▶ Your objective:
Quote the records that follow in full, leaving the pictures out.

▶ Records provided:

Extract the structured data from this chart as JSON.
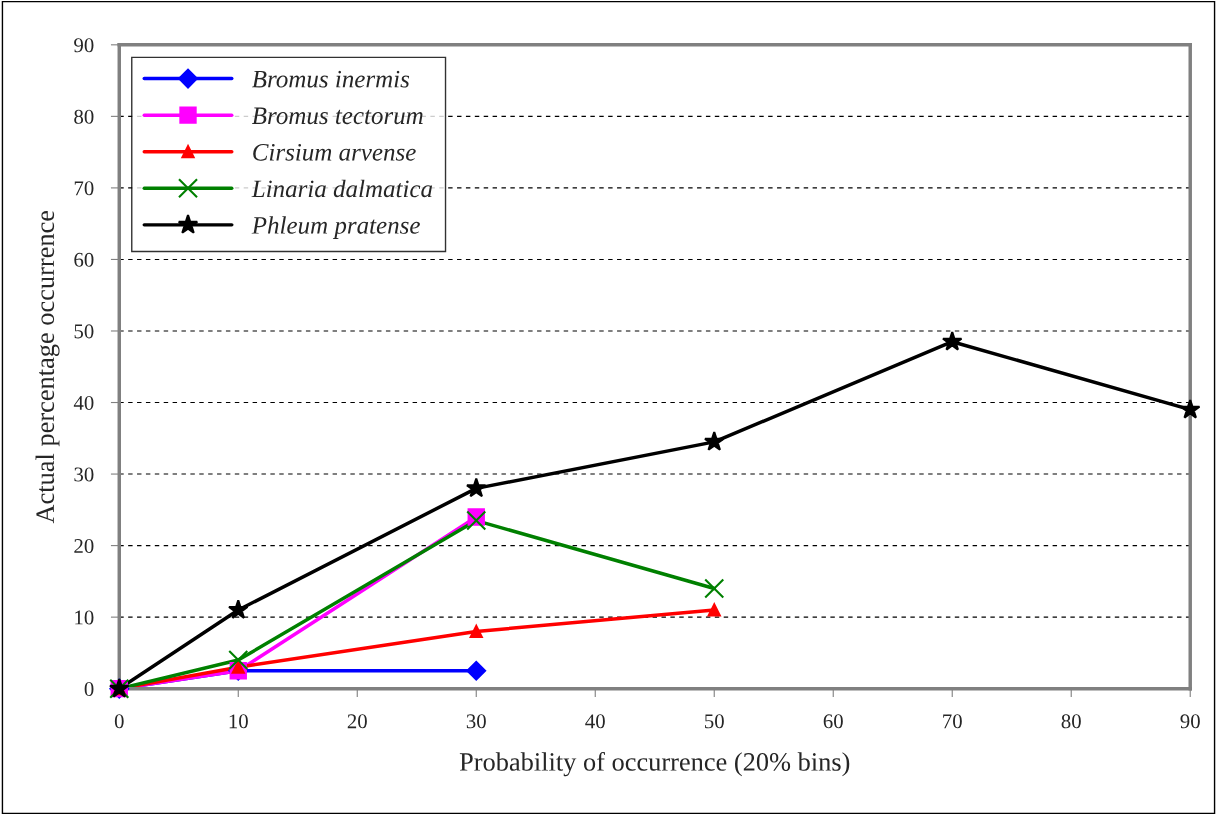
{
  "chart_data": {
    "type": "line",
    "xlabel": "Probability of occurrence (20% bins)",
    "ylabel": "Actual percentage occurrence",
    "xlim": [
      0,
      90
    ],
    "ylim": [
      0,
      90
    ],
    "xticks": [
      0,
      10,
      20,
      30,
      40,
      50,
      60,
      70,
      80,
      90
    ],
    "yticks": [
      0,
      10,
      20,
      30,
      40,
      50,
      60,
      70,
      80,
      90
    ],
    "grid": "y",
    "legend": "top left",
    "line_style": "solid",
    "series": [
      {
        "name": "Bromus inermis",
        "color": "#0000ff",
        "marker": "diamond",
        "x": [
          0,
          10,
          30
        ],
        "values": [
          0,
          2.5,
          2.5
        ]
      },
      {
        "name": "Bromus tectorum",
        "color": "#ff00ff",
        "marker": "square",
        "x": [
          0,
          10,
          30
        ],
        "values": [
          0,
          2.5,
          24
        ]
      },
      {
        "name": "Cirsium arvense",
        "color": "#ff0000",
        "marker": "triangle",
        "x": [
          0,
          10,
          30,
          50
        ],
        "values": [
          0,
          3,
          8,
          11
        ]
      },
      {
        "name": "Linaria dalmatica",
        "color": "#008000",
        "marker": "cross",
        "x": [
          0,
          10,
          30,
          50
        ],
        "values": [
          0,
          4,
          23.5,
          14
        ]
      },
      {
        "name": "Phleum pratense",
        "color": "#000000",
        "marker": "star",
        "x": [
          0,
          10,
          30,
          50,
          70,
          90
        ],
        "values": [
          0,
          11,
          28,
          34.5,
          48.5,
          39
        ]
      }
    ]
  }
}
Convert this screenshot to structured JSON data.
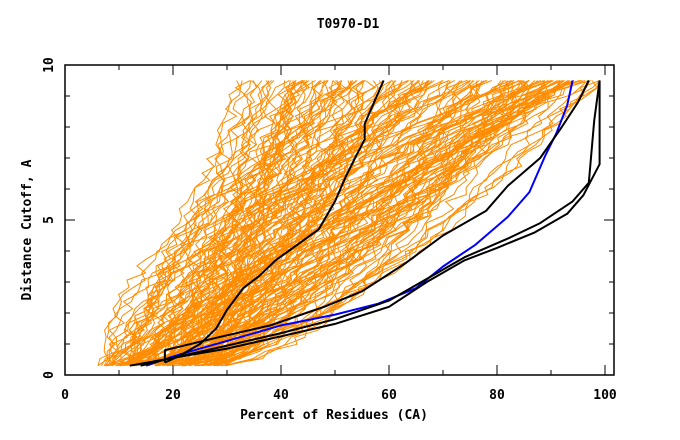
{
  "chart_data": {
    "type": "line",
    "title": "T0970-D1",
    "xlabel": "Percent of Residues (CA)",
    "ylabel": "Distance Cutoff, A",
    "xlim": [
      0,
      100
    ],
    "ylim": [
      0,
      10
    ],
    "x_ticks": [
      0,
      20,
      40,
      60,
      80,
      100
    ],
    "y_ticks": [
      0,
      5,
      10
    ],
    "x_minor_step": 10,
    "y_minor_step": 1,
    "grid": false,
    "legend": "none",
    "colors": {
      "background_models": "#ff8c00",
      "highlight": "#0000ff",
      "reference": "#000000",
      "axes": "#000000"
    },
    "highlight_series": [
      {
        "name": "blue-model",
        "color": "#0000ff",
        "points": [
          [
            15,
            0.3
          ],
          [
            20,
            0.6
          ],
          [
            25,
            0.85
          ],
          [
            30,
            1.1
          ],
          [
            40,
            1.6
          ],
          [
            50,
            1.95
          ],
          [
            58,
            2.3
          ],
          [
            65,
            2.8
          ],
          [
            70,
            3.5
          ],
          [
            76,
            4.2
          ],
          [
            82,
            5.1
          ],
          [
            86,
            5.9
          ],
          [
            89,
            7.1
          ],
          [
            91,
            7.8
          ],
          [
            93,
            8.7
          ],
          [
            94,
            9.5
          ]
        ]
      },
      {
        "name": "black-model-1",
        "color": "#000000",
        "points": [
          [
            18.5,
            0.4
          ],
          [
            18.5,
            0.8
          ],
          [
            28,
            1.2
          ],
          [
            38,
            1.6
          ],
          [
            48,
            2.2
          ],
          [
            55,
            2.7
          ],
          [
            63,
            3.6
          ],
          [
            70,
            4.5
          ],
          [
            78,
            5.3
          ],
          [
            82,
            6.1
          ],
          [
            88,
            7.0
          ],
          [
            92,
            8.0
          ],
          [
            95,
            8.8
          ],
          [
            97,
            9.5
          ]
        ]
      },
      {
        "name": "black-model-2",
        "color": "#000000",
        "points": [
          [
            12,
            0.3
          ],
          [
            20,
            0.55
          ],
          [
            30,
            0.95
          ],
          [
            40,
            1.35
          ],
          [
            50,
            1.8
          ],
          [
            60,
            2.4
          ],
          [
            67,
            3.1
          ],
          [
            74,
            3.8
          ],
          [
            82,
            4.4
          ],
          [
            88,
            4.9
          ],
          [
            94,
            5.6
          ],
          [
            97,
            6.2
          ],
          [
            98,
            8.2
          ],
          [
            99,
            9.5
          ]
        ]
      },
      {
        "name": "black-model-3",
        "color": "#000000",
        "points": [
          [
            14,
            0.3
          ],
          [
            20,
            0.55
          ],
          [
            30,
            0.85
          ],
          [
            40,
            1.25
          ],
          [
            50,
            1.65
          ],
          [
            60,
            2.2
          ],
          [
            67,
            3.0
          ],
          [
            74,
            3.7
          ],
          [
            80,
            4.1
          ],
          [
            87,
            4.6
          ],
          [
            93,
            5.2
          ],
          [
            96,
            5.8
          ],
          [
            99,
            6.8
          ],
          [
            99,
            9.5
          ]
        ]
      },
      {
        "name": "black-model-4",
        "color": "#000000",
        "points": [
          [
            18.5,
            0.4
          ],
          [
            21,
            0.6
          ],
          [
            25,
            1.0
          ],
          [
            28,
            1.5
          ],
          [
            30,
            2.1
          ],
          [
            33,
            2.8
          ],
          [
            36,
            3.2
          ],
          [
            39,
            3.7
          ],
          [
            43,
            4.2
          ],
          [
            47,
            4.7
          ],
          [
            50,
            5.6
          ],
          [
            52,
            6.4
          ],
          [
            54,
            7.1
          ],
          [
            55.5,
            7.6
          ],
          [
            55.5,
            8.1
          ],
          [
            59,
            9.5
          ]
        ]
      }
    ],
    "background_series_count": 160,
    "background_series_envelope": {
      "start_x_range": [
        6,
        30
      ],
      "end_x_range": [
        25,
        100
      ],
      "start_y": 0.3,
      "end_y": 9.5
    }
  }
}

▶ Task result:
Extract the structured data from this chart as JSON.
{
  "chart_data": {
    "type": "line",
    "xlabel": "Probability of occurrence (20% bins)",
    "ylabel": "Actual percentage occurrence",
    "xlim": [
      0,
      90
    ],
    "ylim": [
      0,
      90
    ],
    "xticks": [
      0,
      10,
      20,
      30,
      40,
      50,
      60,
      70,
      80,
      90
    ],
    "yticks": [
      0,
      10,
      20,
      30,
      40,
      50,
      60,
      70,
      80,
      90
    ],
    "grid": "y",
    "legend": "top left",
    "line_style": "solid",
    "series": [
      {
        "name": "Bromus inermis",
        "color": "#0000ff",
        "marker": "diamond",
        "x": [
          0,
          10,
          30
        ],
        "values": [
          0,
          2.5,
          2.5
        ]
      },
      {
        "name": "Bromus tectorum",
        "color": "#ff00ff",
        "marker": "square",
        "x": [
          0,
          10,
          30
        ],
        "values": [
          0,
          2.5,
          24
        ]
      },
      {
        "name": "Cirsium arvense",
        "color": "#ff0000",
        "marker": "triangle",
        "x": [
          0,
          10,
          30,
          50
        ],
        "values": [
          0,
          3,
          8,
          11
        ]
      },
      {
        "name": "Linaria dalmatica",
        "color": "#008000",
        "marker": "cross",
        "x": [
          0,
          10,
          30,
          50
        ],
        "values": [
          0,
          4,
          23.5,
          14
        ]
      },
      {
        "name": "Phleum pratense",
        "color": "#000000",
        "marker": "star",
        "x": [
          0,
          10,
          30,
          50,
          70,
          90
        ],
        "values": [
          0,
          11,
          28,
          34.5,
          48.5,
          39
        ]
      }
    ]
  }
}
Convert this screenshot to structured JSON data.
{
  "chart_data": {
    "type": "line",
    "title": "T0970-D1",
    "xlabel": "Percent of Residues (CA)",
    "ylabel": "Distance Cutoff, A",
    "xlim": [
      0,
      100
    ],
    "ylim": [
      0,
      10
    ],
    "x_ticks": [
      0,
      20,
      40,
      60,
      80,
      100
    ],
    "y_ticks": [
      0,
      5,
      10
    ],
    "x_minor_step": 10,
    "y_minor_step": 1,
    "grid": false,
    "legend": "none",
    "colors": {
      "background_models": "#ff8c00",
      "highlight": "#0000ff",
      "reference": "#000000",
      "axes": "#000000"
    },
    "highlight_series": [
      {
        "name": "blue-model",
        "color": "#0000ff",
        "points": [
          [
            15,
            0.3
          ],
          [
            20,
            0.6
          ],
          [
            25,
            0.85
          ],
          [
            30,
            1.1
          ],
          [
            40,
            1.6
          ],
          [
            50,
            1.95
          ],
          [
            58,
            2.3
          ],
          [
            65,
            2.8
          ],
          [
            70,
            3.5
          ],
          [
            76,
            4.2
          ],
          [
            82,
            5.1
          ],
          [
            86,
            5.9
          ],
          [
            89,
            7.1
          ],
          [
            91,
            7.8
          ],
          [
            93,
            8.7
          ],
          [
            94,
            9.5
          ]
        ]
      },
      {
        "name": "black-model-1",
        "color": "#000000",
        "points": [
          [
            18.5,
            0.4
          ],
          [
            18.5,
            0.8
          ],
          [
            28,
            1.2
          ],
          [
            38,
            1.6
          ],
          [
            48,
            2.2
          ],
          [
            55,
            2.7
          ],
          [
            63,
            3.6
          ],
          [
            70,
            4.5
          ],
          [
            78,
            5.3
          ],
          [
            82,
            6.1
          ],
          [
            88,
            7.0
          ],
          [
            92,
            8.0
          ],
          [
            95,
            8.8
          ],
          [
            97,
            9.5
          ]
        ]
      },
      {
        "name": "black-model-2",
        "color": "#000000",
        "points": [
          [
            12,
            0.3
          ],
          [
            20,
            0.55
          ],
          [
            30,
            0.95
          ],
          [
            40,
            1.35
          ],
          [
            50,
            1.8
          ],
          [
            60,
            2.4
          ],
          [
            67,
            3.1
          ],
          [
            74,
            3.8
          ],
          [
            82,
            4.4
          ],
          [
            88,
            4.9
          ],
          [
            94,
            5.6
          ],
          [
            97,
            6.2
          ],
          [
            98,
            8.2
          ],
          [
            99,
            9.5
          ]
        ]
      },
      {
        "name": "black-model-3",
        "color": "#000000",
        "points": [
          [
            14,
            0.3
          ],
          [
            20,
            0.55
          ],
          [
            30,
            0.85
          ],
          [
            40,
            1.25
          ],
          [
            50,
            1.65
          ],
          [
            60,
            2.2
          ],
          [
            67,
            3.0
          ],
          [
            74,
            3.7
          ],
          [
            80,
            4.1
          ],
          [
            87,
            4.6
          ],
          [
            93,
            5.2
          ],
          [
            96,
            5.8
          ],
          [
            99,
            6.8
          ],
          [
            99,
            9.5
          ]
        ]
      },
      {
        "name": "black-model-4",
        "color": "#000000",
        "points": [
          [
            18.5,
            0.4
          ],
          [
            21,
            0.6
          ],
          [
            25,
            1.0
          ],
          [
            28,
            1.5
          ],
          [
            30,
            2.1
          ],
          [
            33,
            2.8
          ],
          [
            36,
            3.2
          ],
          [
            39,
            3.7
          ],
          [
            43,
            4.2
          ],
          [
            47,
            4.7
          ],
          [
            50,
            5.6
          ],
          [
            52,
            6.4
          ],
          [
            54,
            7.1
          ],
          [
            55.5,
            7.6
          ],
          [
            55.5,
            8.1
          ],
          [
            59,
            9.5
          ]
        ]
      }
    ],
    "background_series_count": 160,
    "background_series_envelope": {
      "start_x_range": [
        6,
        30
      ],
      "end_x_range": [
        25,
        100
      ],
      "start_y": 0.3,
      "end_y": 9.5
    }
  }
}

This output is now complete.